**Task brief**
Set down every entry again word for word, please, but skip the pictures.

**The input**
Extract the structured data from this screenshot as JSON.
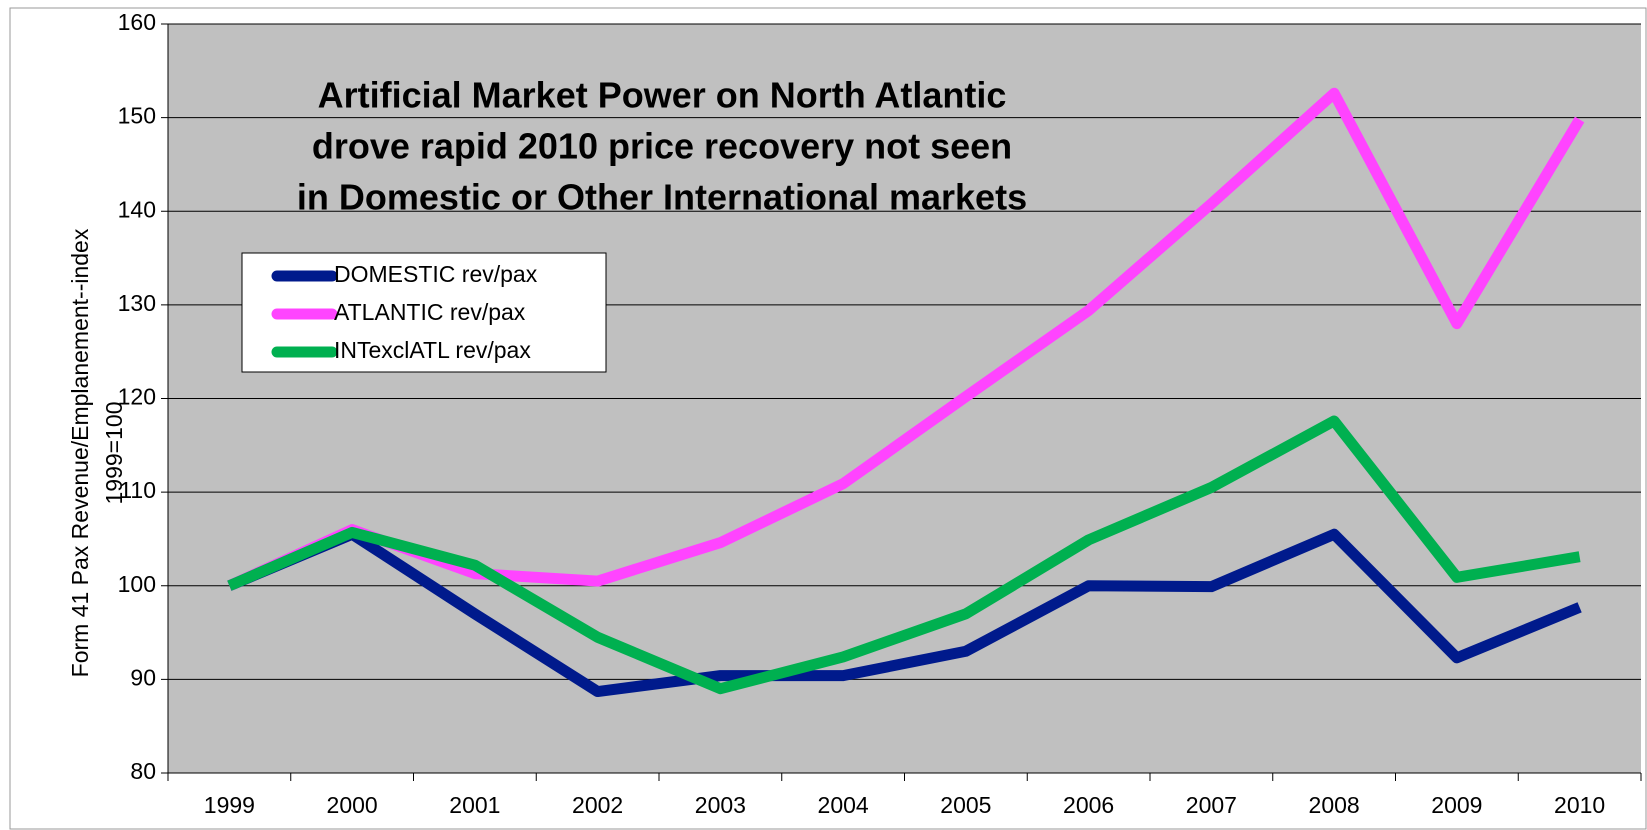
{
  "chart_data": {
    "type": "line",
    "title": [
      "Artificial Market Power on North Atlantic",
      "drove rapid 2010 price recovery not seen",
      "in Domestic or Other International markets"
    ],
    "y_label": [
      "Form 41 Pax Revenue/Emplanement--index",
      "1999=100"
    ],
    "categories": [
      "1999",
      "2000",
      "2001",
      "2002",
      "2003",
      "2004",
      "2005",
      "2006",
      "2007",
      "2008",
      "2009",
      "2010"
    ],
    "series": [
      {
        "name": "DOMESTIC rev/pax",
        "color": "#001a8c",
        "values": [
          100,
          105.5,
          97,
          88.7,
          90.4,
          90.4,
          93,
          100,
          99.9,
          105.5,
          92.3,
          97.7
        ]
      },
      {
        "name": "ATLANTIC rev/pax",
        "color": "#ff44ff",
        "values": [
          100,
          106,
          101.3,
          100.5,
          104.6,
          110.9,
          120.2,
          129.4,
          140.8,
          152.6,
          128,
          149.8
        ]
      },
      {
        "name": "INTexclATL rev/pax",
        "color": "#00b050",
        "values": [
          100,
          105.7,
          102.2,
          94.5,
          89,
          92.4,
          97,
          104.9,
          110.5,
          117.6,
          100.9,
          103.1
        ]
      }
    ],
    "ylim": [
      80,
      160
    ],
    "yticks": [
      80,
      90,
      100,
      110,
      120,
      130,
      140,
      150,
      160
    ],
    "grid": true,
    "legend": "upper left"
  }
}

**Result**
Extract the structured data from this screenshot as JSON.
{
  "chart_data": {
    "type": "line",
    "title": [
      "Artificial Market Power on North Atlantic",
      "drove rapid 2010 price recovery not seen",
      "in Domestic or Other International markets"
    ],
    "y_label": [
      "Form 41 Pax Revenue/Emplanement--index",
      "1999=100"
    ],
    "categories": [
      "1999",
      "2000",
      "2001",
      "2002",
      "2003",
      "2004",
      "2005",
      "2006",
      "2007",
      "2008",
      "2009",
      "2010"
    ],
    "series": [
      {
        "name": "DOMESTIC rev/pax",
        "color": "#001a8c",
        "values": [
          100,
          105.5,
          97,
          88.7,
          90.4,
          90.4,
          93,
          100,
          99.9,
          105.5,
          92.3,
          97.7
        ]
      },
      {
        "name": "ATLANTIC rev/pax",
        "color": "#ff44ff",
        "values": [
          100,
          106,
          101.3,
          100.5,
          104.6,
          110.9,
          120.2,
          129.4,
          140.8,
          152.6,
          128,
          149.8
        ]
      },
      {
        "name": "INTexclATL rev/pax",
        "color": "#00b050",
        "values": [
          100,
          105.7,
          102.2,
          94.5,
          89,
          92.4,
          97,
          104.9,
          110.5,
          117.6,
          100.9,
          103.1
        ]
      }
    ],
    "ylim": [
      80,
      160
    ],
    "yticks": [
      80,
      90,
      100,
      110,
      120,
      130,
      140,
      150,
      160
    ],
    "grid": true,
    "legend": "upper left"
  }
}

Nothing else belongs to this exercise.